**WORK INSTRUCTIONS**
Reproduce all entries precisely, down to the last character.

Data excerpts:
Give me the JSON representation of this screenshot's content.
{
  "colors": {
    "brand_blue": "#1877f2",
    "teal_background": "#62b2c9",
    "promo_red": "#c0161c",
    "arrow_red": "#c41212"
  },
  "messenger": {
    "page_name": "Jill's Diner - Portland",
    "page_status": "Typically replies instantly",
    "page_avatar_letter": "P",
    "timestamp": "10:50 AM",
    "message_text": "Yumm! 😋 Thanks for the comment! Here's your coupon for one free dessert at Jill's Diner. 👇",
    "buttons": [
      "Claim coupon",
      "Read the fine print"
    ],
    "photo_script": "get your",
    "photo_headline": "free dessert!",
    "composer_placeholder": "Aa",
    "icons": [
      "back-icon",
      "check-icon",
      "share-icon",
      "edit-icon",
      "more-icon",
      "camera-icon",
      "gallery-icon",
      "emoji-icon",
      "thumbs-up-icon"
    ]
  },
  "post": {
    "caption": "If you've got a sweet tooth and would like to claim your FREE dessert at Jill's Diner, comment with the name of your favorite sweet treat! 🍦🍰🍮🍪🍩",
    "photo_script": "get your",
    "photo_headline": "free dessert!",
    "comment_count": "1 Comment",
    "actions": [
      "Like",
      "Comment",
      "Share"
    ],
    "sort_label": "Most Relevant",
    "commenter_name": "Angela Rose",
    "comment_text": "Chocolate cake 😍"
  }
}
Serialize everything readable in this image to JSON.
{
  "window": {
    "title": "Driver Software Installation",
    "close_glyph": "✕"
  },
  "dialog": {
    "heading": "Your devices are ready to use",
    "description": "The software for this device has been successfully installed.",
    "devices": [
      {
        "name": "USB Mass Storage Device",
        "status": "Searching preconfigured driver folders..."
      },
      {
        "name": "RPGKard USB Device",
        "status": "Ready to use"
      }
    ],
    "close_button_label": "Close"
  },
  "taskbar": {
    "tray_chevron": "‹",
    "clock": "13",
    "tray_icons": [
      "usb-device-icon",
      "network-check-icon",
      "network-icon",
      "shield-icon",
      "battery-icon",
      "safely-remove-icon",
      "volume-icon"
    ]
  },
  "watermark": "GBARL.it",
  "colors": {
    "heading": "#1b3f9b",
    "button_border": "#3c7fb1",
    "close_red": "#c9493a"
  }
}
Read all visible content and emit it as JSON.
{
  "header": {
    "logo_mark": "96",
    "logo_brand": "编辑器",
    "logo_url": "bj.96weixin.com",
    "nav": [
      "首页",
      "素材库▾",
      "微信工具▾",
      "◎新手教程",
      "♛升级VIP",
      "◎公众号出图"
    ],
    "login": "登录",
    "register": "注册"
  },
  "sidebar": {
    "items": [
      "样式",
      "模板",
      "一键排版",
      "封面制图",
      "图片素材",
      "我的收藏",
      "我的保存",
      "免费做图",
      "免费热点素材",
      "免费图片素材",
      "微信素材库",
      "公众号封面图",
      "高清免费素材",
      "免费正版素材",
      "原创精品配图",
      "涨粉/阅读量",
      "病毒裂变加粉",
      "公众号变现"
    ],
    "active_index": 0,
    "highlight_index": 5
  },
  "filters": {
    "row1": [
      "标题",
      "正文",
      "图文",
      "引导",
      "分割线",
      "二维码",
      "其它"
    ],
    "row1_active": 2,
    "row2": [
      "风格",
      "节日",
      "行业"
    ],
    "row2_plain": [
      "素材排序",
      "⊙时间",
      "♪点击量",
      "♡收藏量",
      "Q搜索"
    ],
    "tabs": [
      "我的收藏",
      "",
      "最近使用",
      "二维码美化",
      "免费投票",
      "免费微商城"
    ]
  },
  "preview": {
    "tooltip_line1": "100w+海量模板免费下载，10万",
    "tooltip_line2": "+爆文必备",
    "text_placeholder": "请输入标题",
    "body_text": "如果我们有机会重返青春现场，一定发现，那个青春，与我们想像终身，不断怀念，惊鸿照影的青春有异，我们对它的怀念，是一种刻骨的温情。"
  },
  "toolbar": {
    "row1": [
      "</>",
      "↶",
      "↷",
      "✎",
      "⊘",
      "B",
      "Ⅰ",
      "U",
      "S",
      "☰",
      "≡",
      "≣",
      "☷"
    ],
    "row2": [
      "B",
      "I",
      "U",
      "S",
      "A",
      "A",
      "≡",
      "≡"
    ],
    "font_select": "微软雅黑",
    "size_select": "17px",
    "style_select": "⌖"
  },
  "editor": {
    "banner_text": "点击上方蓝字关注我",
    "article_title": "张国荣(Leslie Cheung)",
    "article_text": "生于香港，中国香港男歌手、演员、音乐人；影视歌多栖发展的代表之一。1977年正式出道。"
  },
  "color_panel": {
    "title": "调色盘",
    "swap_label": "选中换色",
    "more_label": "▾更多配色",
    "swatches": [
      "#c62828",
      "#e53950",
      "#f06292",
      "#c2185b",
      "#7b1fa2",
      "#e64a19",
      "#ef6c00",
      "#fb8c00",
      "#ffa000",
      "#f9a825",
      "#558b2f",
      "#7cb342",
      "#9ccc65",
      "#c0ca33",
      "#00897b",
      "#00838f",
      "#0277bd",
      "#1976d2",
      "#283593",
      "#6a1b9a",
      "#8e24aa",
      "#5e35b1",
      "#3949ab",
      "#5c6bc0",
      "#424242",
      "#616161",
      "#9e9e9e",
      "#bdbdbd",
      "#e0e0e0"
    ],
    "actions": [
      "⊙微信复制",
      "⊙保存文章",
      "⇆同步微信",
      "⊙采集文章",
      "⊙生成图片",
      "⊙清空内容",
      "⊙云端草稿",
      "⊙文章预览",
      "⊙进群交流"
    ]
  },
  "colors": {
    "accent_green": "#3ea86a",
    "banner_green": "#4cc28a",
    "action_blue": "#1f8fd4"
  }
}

**EXPECTED OUTPUT**
Give me the JSON representation of this screenshot's content.
{
  "colors": {
    "brand_blue": "#1877f2",
    "teal_background": "#62b2c9",
    "promo_red": "#c0161c",
    "arrow_red": "#c41212"
  },
  "messenger": {
    "page_name": "Jill's Diner - Portland",
    "page_status": "Typically replies instantly",
    "page_avatar_letter": "P",
    "timestamp": "10:50 AM",
    "message_text": "Yumm! 😋 Thanks for the comment! Here's your coupon for one free dessert at Jill's Diner. 👇",
    "buttons": [
      "Claim coupon",
      "Read the fine print"
    ],
    "photo_script": "get your",
    "photo_headline": "free dessert!",
    "composer_placeholder": "Aa",
    "icons": [
      "back-icon",
      "check-icon",
      "share-icon",
      "edit-icon",
      "more-icon",
      "camera-icon",
      "gallery-icon",
      "emoji-icon",
      "thumbs-up-icon"
    ]
  },
  "post": {
    "caption": "If you've got a sweet tooth and would like to claim your FREE dessert at Jill's Diner, comment with the name of your favorite sweet treat! 🍦🍰🍮🍪🍩",
    "photo_script": "get your",
    "photo_headline": "free dessert!",
    "comment_count": "1 Comment",
    "actions": [
      "Like",
      "Comment",
      "Share"
    ],
    "sort_label": "Most Relevant",
    "commenter_name": "Angela Rose",
    "comment_text": "Chocolate cake 😍"
  }
}
Serialize everything readable in this image to JSON.
{
  "window": {
    "title": "Driver Software Installation",
    "close_glyph": "✕"
  },
  "dialog": {
    "heading": "Your devices are ready to use",
    "description": "The software for this device has been successfully installed.",
    "devices": [
      {
        "name": "USB Mass Storage Device",
        "status": "Searching preconfigured driver folders..."
      },
      {
        "name": "RPGKard USB Device",
        "status": "Ready to use"
      }
    ],
    "close_button_label": "Close"
  },
  "taskbar": {
    "tray_chevron": "‹",
    "clock": "13",
    "tray_icons": [
      "usb-device-icon",
      "network-check-icon",
      "network-icon",
      "shield-icon",
      "battery-icon",
      "safely-remove-icon",
      "volume-icon"
    ]
  },
  "watermark": "GBARL.it",
  "colors": {
    "heading": "#1b3f9b",
    "button_border": "#3c7fb1",
    "close_red": "#c9493a"
  }
}
Read all visible content and emit it as JSON.
{
  "header": {
    "logo_mark": "96",
    "logo_brand": "编辑器",
    "logo_url": "bj.96weixin.com",
    "nav": [
      "首页",
      "素材库▾",
      "微信工具▾",
      "◎新手教程",
      "♛升级VIP",
      "◎公众号出图"
    ],
    "login": "登录",
    "register": "注册"
  },
  "sidebar": {
    "items": [
      "样式",
      "模板",
      "一键排版",
      "封面制图",
      "图片素材",
      "我的收藏",
      "我的保存",
      "免费做图",
      "免费热点素材",
      "免费图片素材",
      "微信素材库",
      "公众号封面图",
      "高清免费素材",
      "免费正版素材",
      "原创精品配图",
      "涨粉/阅读量",
      "病毒裂变加粉",
      "公众号变现"
    ],
    "active_index": 0,
    "highlight_index": 5
  },
  "filters": {
    "row1": [
      "标题",
      "正文",
      "图文",
      "引导",
      "分割线",
      "二维码",
      "其它"
    ],
    "row1_active": 2,
    "row2": [
      "风格",
      "节日",
      "行业"
    ],
    "row2_plain": [
      "素材排序",
      "⊙时间",
      "♪点击量",
      "♡收藏量",
      "Q搜索"
    ],
    "tabs": [
      "我的收藏",
      "",
      "最近使用",
      "二维码美化",
      "免费投票",
      "免费微商城"
    ]
  },
  "preview": {
    "tooltip_line1": "100w+海量模板免费下载，10万",
    "tooltip_line2": "+爆文必备",
    "text_placeholder": "请输入标题",
    "body_text": "如果我们有机会重返青春现场，一定发现，那个青春，与我们想像终身，不断怀念，惊鸿照影的青春有异，我们对它的怀念，是一种刻骨的温情。"
  },
  "toolbar": {
    "row1": [
      "</>",
      "↶",
      "↷",
      "✎",
      "⊘",
      "B",
      "Ⅰ",
      "U",
      "S",
      "☰",
      "≡",
      "≣",
      "☷"
    ],
    "row2": [
      "B",
      "I",
      "U",
      "S",
      "A",
      "A",
      "≡",
      "≡"
    ],
    "font_select": "微软雅黑",
    "size_select": "17px",
    "style_select": "⌖"
  },
  "editor": {
    "banner_text": "点击上方蓝字关注我",
    "article_title": "张国荣(Leslie Cheung)",
    "article_text": "生于香港，中国香港男歌手、演员、音乐人；影视歌多栖发展的代表之一。1977年正式出道。"
  },
  "color_panel": {
    "title": "调色盘",
    "swap_label": "选中换色",
    "more_label": "▾更多配色",
    "swatches": [
      "#c62828",
      "#e53950",
      "#f06292",
      "#c2185b",
      "#7b1fa2",
      "#e64a19",
      "#ef6c00",
      "#fb8c00",
      "#ffa000",
      "#f9a825",
      "#558b2f",
      "#7cb342",
      "#9ccc65",
      "#c0ca33",
      "#00897b",
      "#00838f",
      "#0277bd",
      "#1976d2",
      "#283593",
      "#6a1b9a",
      "#8e24aa",
      "#5e35b1",
      "#3949ab",
      "#5c6bc0",
      "#424242",
      "#616161",
      "#9e9e9e",
      "#bdbdbd",
      "#e0e0e0"
    ],
    "actions": [
      "⊙微信复制",
      "⊙保存文章",
      "⇆同步微信",
      "⊙采集文章",
      "⊙生成图片",
      "⊙清空内容",
      "⊙云端草稿",
      "⊙文章预览",
      "⊙进群交流"
    ]
  },
  "colors": {
    "accent_green": "#3ea86a",
    "banner_green": "#4cc28a",
    "action_blue": "#1f8fd4"
  }
}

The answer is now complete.